__Request__: Using the entries that follow, count the lines containing the word "this" and give that number by itself.

__Figure record extracts__:

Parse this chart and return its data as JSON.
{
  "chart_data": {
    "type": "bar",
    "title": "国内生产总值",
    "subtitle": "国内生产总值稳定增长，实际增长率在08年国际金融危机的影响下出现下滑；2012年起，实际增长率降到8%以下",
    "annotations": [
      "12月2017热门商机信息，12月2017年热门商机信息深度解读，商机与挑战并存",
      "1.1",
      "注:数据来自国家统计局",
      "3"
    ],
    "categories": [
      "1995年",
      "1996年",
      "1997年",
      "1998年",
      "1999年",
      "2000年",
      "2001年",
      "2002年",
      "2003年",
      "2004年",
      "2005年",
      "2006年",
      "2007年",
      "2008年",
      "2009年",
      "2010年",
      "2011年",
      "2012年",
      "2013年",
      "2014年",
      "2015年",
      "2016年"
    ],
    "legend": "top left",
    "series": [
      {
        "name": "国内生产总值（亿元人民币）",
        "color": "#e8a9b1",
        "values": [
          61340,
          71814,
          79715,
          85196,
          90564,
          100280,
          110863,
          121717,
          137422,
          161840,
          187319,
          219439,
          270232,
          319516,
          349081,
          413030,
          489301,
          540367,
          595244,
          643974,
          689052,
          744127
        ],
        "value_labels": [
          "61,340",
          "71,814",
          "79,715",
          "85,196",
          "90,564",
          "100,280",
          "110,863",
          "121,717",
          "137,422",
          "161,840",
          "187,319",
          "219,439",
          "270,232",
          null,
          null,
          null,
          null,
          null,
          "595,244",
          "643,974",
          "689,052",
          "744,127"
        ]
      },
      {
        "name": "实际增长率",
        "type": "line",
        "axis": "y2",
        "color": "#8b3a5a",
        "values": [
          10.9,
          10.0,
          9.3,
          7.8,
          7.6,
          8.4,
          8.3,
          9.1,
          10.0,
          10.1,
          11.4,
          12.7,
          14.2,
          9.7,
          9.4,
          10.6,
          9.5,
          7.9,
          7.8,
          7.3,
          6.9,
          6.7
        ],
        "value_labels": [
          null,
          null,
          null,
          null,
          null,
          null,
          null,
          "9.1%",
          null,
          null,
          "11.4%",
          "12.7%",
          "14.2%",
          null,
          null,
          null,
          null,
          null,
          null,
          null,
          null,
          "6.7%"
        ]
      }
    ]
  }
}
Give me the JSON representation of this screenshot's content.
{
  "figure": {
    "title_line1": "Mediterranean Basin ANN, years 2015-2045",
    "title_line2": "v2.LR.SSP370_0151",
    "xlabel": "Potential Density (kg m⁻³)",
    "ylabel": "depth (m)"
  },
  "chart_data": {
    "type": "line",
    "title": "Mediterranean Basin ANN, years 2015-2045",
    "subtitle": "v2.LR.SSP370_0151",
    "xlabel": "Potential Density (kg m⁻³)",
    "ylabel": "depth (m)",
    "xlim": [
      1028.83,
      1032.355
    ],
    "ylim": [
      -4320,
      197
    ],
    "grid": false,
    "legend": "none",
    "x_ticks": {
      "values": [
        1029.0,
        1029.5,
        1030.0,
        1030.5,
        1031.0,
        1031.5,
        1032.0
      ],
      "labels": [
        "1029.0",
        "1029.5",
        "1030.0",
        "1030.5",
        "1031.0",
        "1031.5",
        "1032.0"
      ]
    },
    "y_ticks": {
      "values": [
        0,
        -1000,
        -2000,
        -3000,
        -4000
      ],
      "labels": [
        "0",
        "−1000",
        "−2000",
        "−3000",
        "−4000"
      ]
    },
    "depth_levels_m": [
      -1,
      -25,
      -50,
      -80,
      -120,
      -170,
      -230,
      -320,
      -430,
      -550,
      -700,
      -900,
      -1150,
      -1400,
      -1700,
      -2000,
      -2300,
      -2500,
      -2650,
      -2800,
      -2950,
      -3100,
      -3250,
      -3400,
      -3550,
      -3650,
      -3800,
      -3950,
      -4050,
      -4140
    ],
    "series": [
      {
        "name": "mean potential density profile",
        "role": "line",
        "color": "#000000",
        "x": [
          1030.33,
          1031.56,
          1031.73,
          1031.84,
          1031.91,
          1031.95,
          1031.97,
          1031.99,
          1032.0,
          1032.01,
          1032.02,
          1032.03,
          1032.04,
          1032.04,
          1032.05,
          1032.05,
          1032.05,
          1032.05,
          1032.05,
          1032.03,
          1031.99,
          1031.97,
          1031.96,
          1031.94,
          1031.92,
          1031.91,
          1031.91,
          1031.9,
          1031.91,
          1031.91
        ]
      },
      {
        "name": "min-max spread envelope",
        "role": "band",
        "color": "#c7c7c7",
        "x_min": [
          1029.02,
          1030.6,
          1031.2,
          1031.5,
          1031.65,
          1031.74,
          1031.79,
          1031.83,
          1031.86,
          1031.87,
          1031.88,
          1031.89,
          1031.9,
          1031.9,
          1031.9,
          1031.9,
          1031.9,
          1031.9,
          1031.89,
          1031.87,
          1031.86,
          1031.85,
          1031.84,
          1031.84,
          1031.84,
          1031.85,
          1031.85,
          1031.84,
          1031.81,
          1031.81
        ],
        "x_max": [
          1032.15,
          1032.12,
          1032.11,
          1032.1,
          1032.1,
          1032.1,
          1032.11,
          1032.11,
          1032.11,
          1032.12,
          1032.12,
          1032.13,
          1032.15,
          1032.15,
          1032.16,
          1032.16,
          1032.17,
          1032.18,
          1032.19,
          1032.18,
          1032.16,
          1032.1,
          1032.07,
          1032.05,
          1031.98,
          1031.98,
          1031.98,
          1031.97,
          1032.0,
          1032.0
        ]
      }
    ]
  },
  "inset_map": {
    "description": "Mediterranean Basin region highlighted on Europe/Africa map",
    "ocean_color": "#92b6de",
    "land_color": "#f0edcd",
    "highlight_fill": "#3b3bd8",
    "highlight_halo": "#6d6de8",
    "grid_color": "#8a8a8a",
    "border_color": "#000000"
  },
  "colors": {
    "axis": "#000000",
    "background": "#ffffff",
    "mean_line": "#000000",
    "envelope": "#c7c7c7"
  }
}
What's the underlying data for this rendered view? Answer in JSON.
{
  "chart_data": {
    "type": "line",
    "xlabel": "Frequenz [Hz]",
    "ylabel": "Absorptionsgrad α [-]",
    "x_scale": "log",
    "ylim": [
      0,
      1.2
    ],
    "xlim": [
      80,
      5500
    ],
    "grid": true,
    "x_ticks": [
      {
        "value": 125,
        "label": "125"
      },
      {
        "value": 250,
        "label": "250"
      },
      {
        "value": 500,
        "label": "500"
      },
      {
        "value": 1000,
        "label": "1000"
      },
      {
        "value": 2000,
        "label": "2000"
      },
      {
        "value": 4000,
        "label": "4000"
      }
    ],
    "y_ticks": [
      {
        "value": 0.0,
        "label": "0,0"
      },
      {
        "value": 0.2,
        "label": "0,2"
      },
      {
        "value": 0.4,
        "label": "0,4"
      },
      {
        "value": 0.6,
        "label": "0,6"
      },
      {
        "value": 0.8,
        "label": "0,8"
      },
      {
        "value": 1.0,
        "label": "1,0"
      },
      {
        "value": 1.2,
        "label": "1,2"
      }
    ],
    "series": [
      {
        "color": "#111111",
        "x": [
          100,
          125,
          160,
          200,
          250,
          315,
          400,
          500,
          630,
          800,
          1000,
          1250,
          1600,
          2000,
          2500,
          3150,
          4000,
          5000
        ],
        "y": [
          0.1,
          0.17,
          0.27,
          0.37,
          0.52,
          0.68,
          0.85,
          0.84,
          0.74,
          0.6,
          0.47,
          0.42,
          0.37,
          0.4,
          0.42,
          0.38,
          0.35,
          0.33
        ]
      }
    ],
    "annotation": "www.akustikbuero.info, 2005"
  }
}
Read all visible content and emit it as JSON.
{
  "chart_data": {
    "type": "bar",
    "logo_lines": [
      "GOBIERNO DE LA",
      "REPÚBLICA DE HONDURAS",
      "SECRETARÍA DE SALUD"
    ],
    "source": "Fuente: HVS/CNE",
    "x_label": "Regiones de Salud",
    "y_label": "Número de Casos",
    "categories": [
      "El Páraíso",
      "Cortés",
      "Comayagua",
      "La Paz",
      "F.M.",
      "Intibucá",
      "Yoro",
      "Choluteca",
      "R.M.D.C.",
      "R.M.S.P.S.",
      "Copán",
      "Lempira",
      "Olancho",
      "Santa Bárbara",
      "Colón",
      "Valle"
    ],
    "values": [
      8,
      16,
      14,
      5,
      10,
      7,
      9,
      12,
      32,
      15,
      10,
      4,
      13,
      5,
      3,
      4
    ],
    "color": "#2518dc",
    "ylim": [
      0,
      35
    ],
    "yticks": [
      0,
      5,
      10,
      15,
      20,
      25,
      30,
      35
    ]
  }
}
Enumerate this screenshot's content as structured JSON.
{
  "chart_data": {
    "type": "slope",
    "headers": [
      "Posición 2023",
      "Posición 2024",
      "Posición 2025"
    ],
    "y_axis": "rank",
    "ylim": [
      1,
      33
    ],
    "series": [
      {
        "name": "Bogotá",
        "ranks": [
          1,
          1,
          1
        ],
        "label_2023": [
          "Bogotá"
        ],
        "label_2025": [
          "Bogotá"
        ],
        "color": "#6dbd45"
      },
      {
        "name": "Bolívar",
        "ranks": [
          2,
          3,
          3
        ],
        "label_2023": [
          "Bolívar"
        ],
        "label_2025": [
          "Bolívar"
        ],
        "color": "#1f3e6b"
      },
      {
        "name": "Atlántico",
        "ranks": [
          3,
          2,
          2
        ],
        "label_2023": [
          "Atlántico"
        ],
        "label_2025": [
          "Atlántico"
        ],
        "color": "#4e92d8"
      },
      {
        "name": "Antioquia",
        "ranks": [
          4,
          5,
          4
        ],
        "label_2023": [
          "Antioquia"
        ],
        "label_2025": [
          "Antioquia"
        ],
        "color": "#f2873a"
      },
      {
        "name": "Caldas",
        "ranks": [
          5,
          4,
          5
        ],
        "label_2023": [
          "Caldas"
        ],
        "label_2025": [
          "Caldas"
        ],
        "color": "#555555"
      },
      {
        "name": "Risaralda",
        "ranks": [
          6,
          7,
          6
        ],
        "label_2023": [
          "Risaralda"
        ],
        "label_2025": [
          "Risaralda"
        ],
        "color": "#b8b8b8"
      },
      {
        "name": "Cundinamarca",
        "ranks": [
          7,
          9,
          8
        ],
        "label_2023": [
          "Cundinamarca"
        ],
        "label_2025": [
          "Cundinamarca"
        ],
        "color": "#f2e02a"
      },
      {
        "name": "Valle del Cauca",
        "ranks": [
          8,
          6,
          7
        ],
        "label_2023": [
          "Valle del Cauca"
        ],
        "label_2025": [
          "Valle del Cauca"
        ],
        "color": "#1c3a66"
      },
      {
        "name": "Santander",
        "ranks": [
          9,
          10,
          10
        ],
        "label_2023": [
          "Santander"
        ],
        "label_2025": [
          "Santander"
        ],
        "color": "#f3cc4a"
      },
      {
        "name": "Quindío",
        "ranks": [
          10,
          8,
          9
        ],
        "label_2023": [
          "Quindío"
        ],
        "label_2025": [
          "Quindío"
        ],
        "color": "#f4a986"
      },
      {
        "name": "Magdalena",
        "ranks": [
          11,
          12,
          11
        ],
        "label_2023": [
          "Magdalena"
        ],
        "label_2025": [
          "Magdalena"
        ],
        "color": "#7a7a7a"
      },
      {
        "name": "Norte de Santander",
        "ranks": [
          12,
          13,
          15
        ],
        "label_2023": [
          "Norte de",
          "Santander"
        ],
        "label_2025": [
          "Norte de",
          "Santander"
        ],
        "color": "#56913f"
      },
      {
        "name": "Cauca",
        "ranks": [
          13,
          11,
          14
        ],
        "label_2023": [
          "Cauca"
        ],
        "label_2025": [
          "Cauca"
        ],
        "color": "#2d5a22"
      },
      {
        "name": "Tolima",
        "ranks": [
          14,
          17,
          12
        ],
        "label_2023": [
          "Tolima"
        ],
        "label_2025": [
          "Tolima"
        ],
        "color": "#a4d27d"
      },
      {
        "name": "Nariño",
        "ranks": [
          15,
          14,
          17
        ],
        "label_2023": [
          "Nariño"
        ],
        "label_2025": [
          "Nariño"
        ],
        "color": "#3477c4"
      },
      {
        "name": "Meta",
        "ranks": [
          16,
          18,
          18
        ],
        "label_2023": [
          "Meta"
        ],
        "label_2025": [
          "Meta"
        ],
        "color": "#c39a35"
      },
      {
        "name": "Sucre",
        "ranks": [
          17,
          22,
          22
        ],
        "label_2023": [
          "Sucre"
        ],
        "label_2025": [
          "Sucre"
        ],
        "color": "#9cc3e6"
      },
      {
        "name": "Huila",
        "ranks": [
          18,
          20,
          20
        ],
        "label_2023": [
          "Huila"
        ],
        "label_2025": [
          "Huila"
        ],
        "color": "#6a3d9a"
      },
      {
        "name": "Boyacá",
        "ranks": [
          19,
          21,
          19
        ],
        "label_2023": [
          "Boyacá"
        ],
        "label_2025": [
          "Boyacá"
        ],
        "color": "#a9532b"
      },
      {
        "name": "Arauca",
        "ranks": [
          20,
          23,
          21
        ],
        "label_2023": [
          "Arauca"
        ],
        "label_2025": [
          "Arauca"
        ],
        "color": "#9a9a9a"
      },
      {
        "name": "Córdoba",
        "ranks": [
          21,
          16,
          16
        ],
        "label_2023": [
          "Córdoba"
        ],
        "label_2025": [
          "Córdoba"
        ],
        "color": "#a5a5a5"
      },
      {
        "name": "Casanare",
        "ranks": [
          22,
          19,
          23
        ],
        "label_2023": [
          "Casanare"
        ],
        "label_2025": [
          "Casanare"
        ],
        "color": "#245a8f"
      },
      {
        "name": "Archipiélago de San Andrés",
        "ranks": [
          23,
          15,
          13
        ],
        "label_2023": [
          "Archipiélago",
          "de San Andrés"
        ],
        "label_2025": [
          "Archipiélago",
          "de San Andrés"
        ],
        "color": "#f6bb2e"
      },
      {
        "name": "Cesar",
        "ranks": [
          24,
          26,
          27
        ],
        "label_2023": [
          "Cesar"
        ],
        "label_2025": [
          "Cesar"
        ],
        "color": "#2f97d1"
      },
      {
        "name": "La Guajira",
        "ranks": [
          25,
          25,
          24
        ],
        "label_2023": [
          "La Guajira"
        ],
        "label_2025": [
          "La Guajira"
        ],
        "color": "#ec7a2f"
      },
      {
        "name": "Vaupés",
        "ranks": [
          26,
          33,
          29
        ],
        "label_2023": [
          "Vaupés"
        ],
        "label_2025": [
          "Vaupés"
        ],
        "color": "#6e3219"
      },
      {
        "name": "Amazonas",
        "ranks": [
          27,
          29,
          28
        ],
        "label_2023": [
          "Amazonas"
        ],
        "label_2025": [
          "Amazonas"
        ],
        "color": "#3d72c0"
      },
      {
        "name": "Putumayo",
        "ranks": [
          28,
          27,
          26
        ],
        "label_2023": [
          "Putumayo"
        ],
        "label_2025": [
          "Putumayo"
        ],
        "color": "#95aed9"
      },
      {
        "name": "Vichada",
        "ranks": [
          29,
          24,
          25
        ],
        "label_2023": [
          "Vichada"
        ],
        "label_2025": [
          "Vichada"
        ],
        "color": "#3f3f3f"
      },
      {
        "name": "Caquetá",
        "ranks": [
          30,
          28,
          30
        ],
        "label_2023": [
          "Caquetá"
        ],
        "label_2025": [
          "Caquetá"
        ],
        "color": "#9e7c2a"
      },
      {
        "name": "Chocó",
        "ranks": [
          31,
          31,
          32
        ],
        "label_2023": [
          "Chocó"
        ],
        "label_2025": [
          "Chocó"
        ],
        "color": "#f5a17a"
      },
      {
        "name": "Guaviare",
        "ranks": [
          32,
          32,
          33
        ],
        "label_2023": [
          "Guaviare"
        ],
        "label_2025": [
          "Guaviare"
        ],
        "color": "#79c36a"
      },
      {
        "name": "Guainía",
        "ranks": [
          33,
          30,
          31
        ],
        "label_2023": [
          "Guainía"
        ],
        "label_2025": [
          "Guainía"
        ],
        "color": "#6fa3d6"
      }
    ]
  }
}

__Written answer__: 4